» THE PROBLEM: Give the count of lines containing the string "τιμές", with no other output.

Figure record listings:
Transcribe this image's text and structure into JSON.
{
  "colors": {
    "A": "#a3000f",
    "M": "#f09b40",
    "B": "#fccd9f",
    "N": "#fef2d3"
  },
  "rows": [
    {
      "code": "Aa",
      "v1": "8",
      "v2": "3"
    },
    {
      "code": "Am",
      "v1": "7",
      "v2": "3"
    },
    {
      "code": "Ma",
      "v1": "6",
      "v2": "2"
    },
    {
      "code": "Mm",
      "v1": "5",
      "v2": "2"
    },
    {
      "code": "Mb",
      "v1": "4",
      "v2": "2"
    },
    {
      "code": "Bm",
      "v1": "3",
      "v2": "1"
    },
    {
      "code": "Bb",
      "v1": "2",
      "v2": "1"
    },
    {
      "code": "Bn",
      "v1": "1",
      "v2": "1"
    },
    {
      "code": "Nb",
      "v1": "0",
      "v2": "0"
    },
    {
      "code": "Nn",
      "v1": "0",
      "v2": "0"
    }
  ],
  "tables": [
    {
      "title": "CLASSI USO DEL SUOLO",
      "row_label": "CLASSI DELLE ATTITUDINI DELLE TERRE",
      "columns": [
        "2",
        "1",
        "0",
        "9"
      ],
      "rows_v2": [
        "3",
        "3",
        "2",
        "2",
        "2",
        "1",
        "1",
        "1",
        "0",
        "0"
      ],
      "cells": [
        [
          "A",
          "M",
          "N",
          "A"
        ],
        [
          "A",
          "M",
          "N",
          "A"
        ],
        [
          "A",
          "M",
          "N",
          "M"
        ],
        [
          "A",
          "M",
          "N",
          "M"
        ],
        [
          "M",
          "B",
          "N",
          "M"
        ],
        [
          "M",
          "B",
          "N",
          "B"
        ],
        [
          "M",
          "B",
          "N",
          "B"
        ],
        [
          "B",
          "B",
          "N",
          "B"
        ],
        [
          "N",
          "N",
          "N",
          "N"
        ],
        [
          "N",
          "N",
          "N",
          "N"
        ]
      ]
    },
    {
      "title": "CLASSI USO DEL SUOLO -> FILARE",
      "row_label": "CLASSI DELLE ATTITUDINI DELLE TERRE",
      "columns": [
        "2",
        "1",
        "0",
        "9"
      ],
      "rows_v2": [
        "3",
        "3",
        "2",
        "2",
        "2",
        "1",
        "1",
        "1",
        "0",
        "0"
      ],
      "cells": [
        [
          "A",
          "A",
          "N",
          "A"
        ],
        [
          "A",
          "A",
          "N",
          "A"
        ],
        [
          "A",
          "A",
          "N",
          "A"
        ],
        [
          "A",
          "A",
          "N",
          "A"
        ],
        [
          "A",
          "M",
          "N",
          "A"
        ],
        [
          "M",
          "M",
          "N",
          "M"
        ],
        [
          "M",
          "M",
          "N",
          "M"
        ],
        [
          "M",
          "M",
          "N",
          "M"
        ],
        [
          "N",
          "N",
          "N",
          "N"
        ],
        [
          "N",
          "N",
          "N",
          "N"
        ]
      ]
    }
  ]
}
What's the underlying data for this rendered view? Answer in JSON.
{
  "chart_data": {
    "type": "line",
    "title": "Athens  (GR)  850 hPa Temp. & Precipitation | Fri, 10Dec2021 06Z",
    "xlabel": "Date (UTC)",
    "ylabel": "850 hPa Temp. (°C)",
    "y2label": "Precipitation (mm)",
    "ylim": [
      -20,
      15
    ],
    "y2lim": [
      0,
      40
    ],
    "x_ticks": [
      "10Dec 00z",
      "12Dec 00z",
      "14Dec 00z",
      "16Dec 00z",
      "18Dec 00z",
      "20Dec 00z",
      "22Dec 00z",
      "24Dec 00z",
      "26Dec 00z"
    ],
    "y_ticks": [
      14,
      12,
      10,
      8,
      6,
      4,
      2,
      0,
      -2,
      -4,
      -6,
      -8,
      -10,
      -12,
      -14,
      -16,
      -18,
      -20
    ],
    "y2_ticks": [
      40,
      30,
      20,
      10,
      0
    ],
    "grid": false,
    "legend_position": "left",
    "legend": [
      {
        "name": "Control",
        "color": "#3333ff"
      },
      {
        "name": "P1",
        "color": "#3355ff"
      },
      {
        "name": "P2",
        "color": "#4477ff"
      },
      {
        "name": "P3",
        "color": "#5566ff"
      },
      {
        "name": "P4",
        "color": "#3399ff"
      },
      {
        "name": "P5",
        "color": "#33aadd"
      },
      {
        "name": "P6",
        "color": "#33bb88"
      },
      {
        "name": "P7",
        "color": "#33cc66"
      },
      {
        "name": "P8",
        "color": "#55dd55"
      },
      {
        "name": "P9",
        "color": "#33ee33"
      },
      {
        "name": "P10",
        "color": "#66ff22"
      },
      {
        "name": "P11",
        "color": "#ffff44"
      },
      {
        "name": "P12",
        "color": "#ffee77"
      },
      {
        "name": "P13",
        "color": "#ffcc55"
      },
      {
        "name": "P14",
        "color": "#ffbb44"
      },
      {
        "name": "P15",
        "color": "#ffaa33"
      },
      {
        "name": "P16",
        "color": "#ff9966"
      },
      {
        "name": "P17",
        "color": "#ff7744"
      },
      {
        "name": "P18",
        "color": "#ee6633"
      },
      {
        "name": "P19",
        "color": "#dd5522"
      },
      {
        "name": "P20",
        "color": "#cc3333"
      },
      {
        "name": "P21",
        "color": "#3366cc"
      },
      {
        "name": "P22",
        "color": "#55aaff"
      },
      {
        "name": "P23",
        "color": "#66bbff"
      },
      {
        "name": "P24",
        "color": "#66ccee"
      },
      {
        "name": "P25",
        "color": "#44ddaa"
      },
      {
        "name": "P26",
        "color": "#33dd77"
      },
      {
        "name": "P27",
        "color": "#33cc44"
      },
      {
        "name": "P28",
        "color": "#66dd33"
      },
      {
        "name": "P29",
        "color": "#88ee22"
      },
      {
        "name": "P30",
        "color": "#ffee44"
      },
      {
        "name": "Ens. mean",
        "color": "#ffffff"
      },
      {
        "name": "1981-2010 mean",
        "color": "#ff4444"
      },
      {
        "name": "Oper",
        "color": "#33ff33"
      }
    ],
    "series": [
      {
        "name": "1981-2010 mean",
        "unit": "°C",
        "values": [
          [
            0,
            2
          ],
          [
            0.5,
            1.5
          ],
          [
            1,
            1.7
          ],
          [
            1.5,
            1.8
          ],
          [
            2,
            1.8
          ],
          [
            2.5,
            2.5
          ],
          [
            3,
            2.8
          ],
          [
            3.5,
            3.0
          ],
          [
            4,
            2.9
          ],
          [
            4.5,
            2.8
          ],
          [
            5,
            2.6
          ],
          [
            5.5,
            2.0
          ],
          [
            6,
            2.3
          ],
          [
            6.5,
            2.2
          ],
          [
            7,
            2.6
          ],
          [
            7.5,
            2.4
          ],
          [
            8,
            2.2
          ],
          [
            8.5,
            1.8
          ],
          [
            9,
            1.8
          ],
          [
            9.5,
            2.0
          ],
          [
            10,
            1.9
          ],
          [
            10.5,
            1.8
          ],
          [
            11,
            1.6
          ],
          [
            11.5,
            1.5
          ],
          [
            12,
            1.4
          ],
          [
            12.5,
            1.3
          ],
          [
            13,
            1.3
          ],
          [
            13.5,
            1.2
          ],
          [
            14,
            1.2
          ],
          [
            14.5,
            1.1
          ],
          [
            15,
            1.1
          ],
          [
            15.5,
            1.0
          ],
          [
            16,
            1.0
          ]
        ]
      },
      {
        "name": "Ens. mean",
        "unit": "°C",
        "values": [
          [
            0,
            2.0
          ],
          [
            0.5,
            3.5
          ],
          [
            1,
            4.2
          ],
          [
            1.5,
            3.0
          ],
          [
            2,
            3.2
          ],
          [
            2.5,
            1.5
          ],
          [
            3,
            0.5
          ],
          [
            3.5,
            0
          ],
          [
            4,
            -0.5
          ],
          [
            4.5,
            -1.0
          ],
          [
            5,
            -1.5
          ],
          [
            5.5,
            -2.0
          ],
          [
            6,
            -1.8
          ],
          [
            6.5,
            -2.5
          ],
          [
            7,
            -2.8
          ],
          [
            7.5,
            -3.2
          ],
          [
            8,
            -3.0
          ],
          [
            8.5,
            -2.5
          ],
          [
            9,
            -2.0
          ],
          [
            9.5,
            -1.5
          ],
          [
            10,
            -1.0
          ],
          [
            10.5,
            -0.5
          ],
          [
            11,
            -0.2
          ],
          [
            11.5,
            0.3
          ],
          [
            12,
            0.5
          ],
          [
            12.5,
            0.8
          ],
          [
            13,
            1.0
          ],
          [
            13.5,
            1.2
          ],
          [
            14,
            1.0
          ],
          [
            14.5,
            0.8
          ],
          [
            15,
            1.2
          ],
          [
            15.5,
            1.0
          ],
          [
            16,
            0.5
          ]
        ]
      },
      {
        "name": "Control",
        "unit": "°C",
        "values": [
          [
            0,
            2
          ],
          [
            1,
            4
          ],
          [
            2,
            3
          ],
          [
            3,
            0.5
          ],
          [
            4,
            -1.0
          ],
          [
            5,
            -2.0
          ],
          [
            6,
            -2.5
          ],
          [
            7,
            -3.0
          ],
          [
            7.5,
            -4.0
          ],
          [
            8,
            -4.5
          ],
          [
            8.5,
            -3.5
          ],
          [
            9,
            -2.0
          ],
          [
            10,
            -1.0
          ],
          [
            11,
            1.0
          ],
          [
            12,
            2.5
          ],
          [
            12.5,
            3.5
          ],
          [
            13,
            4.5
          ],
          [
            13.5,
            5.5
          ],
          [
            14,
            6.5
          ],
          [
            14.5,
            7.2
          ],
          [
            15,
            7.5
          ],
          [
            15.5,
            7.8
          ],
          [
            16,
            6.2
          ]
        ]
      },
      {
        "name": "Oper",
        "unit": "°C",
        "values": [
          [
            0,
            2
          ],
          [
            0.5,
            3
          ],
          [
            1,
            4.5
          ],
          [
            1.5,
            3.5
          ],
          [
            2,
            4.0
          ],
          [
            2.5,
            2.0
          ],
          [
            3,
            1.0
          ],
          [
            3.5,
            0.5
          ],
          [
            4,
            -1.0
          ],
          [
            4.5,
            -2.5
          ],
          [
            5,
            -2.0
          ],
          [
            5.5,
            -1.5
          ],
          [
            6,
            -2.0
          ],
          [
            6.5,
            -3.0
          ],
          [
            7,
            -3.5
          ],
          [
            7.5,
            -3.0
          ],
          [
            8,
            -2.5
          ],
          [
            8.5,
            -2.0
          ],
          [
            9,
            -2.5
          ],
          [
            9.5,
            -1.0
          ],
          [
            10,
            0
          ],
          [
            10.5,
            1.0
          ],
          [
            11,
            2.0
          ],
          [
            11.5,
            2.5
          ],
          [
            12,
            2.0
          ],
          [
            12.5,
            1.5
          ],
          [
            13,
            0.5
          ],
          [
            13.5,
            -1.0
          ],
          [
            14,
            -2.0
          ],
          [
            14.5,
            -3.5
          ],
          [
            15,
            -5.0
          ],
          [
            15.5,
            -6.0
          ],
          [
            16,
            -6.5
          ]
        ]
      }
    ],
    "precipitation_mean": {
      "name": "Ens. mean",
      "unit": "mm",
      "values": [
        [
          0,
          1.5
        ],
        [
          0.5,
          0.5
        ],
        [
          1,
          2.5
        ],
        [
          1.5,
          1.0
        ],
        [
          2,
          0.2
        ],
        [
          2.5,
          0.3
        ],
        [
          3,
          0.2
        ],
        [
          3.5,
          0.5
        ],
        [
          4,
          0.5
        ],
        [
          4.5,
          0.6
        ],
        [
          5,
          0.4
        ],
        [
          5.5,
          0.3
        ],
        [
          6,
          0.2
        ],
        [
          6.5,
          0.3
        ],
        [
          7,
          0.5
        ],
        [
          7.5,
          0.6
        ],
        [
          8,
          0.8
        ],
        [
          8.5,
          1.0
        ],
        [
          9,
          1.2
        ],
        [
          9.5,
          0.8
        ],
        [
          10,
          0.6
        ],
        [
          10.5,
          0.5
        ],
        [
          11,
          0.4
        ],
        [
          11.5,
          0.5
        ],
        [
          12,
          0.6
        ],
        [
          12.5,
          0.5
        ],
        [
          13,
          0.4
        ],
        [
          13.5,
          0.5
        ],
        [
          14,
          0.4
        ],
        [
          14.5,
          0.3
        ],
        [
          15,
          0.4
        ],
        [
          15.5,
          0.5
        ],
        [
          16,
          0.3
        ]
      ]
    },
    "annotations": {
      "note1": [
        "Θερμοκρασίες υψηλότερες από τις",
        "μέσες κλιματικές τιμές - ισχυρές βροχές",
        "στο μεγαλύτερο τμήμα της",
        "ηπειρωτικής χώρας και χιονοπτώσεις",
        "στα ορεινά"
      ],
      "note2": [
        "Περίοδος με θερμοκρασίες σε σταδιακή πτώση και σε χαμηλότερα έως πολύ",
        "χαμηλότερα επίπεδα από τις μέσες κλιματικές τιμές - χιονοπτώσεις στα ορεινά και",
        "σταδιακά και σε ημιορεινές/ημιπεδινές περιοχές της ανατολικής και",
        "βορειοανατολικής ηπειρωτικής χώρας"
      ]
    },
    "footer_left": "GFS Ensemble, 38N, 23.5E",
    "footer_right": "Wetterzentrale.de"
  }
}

» SOLVED PROBLEM: 2